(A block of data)
━━━━━━━━
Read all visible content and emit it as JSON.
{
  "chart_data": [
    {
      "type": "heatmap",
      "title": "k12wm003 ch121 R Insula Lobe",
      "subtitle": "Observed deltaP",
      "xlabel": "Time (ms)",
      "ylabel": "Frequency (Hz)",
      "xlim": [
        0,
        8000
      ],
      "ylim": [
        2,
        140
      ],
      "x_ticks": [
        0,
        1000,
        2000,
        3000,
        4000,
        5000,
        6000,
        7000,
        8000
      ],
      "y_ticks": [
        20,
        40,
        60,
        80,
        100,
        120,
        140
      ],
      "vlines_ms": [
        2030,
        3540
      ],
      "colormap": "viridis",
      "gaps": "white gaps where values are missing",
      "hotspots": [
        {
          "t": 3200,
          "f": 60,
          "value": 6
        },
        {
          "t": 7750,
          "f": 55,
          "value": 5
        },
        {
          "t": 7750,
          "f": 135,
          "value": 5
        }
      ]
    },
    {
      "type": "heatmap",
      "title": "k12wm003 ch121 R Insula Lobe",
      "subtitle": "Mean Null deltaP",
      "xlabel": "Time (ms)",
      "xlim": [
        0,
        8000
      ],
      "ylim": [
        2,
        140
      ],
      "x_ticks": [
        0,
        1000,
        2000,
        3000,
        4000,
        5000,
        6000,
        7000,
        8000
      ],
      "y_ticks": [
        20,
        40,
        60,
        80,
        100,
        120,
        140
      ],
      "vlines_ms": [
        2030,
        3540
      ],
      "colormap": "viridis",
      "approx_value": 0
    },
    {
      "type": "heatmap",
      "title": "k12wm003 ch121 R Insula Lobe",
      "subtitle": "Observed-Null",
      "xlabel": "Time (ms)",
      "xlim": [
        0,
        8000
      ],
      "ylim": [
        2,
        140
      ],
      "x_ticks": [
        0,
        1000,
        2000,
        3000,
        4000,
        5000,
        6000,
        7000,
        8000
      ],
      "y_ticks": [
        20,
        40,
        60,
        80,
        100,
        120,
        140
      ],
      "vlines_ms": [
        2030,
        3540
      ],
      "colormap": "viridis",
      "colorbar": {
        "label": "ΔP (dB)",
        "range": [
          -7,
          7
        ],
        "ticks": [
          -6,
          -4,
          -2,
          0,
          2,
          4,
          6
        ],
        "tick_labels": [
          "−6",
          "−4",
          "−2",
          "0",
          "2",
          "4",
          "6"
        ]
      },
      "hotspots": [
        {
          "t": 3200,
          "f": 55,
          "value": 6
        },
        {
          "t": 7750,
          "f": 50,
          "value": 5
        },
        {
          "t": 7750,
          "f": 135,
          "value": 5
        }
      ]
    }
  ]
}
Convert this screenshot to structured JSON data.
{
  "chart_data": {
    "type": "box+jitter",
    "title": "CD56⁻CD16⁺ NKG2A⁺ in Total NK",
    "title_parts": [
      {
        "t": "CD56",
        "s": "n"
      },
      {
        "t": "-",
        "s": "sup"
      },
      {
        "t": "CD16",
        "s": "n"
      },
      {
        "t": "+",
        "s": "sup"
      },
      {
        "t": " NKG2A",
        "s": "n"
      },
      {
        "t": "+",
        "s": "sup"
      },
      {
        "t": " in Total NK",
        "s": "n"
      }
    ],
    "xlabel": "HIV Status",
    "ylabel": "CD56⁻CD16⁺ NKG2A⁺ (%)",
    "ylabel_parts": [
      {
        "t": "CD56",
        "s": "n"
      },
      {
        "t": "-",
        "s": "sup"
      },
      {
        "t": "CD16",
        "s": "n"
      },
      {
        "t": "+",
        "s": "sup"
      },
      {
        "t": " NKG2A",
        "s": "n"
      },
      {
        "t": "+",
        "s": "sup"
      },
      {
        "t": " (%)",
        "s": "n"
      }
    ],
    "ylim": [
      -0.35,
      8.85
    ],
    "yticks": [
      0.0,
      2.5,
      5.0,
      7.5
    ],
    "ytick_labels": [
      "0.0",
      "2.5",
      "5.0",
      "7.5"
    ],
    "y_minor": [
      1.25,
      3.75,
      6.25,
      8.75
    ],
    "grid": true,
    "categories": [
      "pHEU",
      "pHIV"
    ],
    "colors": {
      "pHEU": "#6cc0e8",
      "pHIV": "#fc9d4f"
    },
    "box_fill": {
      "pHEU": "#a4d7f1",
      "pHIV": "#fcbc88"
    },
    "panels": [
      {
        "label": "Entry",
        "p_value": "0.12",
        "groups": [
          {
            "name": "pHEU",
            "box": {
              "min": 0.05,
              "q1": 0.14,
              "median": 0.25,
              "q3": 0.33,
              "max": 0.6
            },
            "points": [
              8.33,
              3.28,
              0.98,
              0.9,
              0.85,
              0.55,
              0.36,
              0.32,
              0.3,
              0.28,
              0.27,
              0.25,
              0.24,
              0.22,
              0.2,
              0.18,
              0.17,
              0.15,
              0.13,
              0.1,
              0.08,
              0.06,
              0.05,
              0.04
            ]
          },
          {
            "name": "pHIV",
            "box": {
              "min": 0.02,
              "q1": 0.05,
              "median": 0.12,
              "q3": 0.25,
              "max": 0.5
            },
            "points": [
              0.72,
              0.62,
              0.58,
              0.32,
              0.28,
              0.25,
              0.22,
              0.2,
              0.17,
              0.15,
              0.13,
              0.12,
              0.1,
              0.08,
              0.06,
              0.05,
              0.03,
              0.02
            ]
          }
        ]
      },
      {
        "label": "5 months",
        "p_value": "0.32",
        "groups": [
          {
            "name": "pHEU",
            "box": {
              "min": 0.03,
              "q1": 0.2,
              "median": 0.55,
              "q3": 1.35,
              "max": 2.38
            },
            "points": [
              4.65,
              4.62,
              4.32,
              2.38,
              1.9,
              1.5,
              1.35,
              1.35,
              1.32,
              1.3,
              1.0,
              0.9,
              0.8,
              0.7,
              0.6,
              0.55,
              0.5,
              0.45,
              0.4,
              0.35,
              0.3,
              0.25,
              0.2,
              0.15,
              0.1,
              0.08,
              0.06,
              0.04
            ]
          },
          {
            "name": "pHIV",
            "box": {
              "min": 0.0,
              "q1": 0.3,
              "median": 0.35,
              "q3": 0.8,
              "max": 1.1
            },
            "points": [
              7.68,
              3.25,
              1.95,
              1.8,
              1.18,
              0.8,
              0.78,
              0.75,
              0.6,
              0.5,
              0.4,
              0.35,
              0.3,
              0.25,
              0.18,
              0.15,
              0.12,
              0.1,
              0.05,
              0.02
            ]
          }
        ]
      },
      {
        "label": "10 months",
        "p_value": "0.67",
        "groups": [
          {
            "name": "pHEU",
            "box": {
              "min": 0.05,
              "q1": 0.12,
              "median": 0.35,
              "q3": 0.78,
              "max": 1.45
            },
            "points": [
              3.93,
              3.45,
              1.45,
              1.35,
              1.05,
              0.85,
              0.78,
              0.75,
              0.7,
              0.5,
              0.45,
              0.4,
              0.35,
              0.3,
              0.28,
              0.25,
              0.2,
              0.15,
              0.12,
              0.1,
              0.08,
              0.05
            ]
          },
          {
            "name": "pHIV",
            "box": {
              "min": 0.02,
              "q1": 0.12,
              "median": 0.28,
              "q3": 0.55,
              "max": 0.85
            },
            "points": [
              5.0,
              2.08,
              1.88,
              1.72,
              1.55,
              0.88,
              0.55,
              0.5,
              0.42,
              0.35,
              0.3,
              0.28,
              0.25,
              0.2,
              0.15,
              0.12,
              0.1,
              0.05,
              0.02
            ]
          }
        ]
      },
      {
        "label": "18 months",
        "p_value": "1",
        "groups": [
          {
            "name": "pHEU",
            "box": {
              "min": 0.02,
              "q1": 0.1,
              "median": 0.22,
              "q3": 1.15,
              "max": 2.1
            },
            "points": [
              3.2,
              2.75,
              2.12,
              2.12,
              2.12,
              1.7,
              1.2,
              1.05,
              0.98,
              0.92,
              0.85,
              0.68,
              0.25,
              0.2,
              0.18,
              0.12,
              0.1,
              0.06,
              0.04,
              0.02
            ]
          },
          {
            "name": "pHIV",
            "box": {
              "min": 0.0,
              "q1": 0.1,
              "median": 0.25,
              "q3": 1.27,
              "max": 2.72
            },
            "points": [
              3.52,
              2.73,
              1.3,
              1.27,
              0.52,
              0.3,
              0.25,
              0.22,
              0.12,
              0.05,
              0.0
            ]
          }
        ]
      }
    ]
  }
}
━━━━━━━━
_Direction_
List every line above containing the word "Total".

_Exercise solution_
    "title": "CD56⁻CD16⁺ NKG2A⁺ in Total NK",
        "t": " in Total NK",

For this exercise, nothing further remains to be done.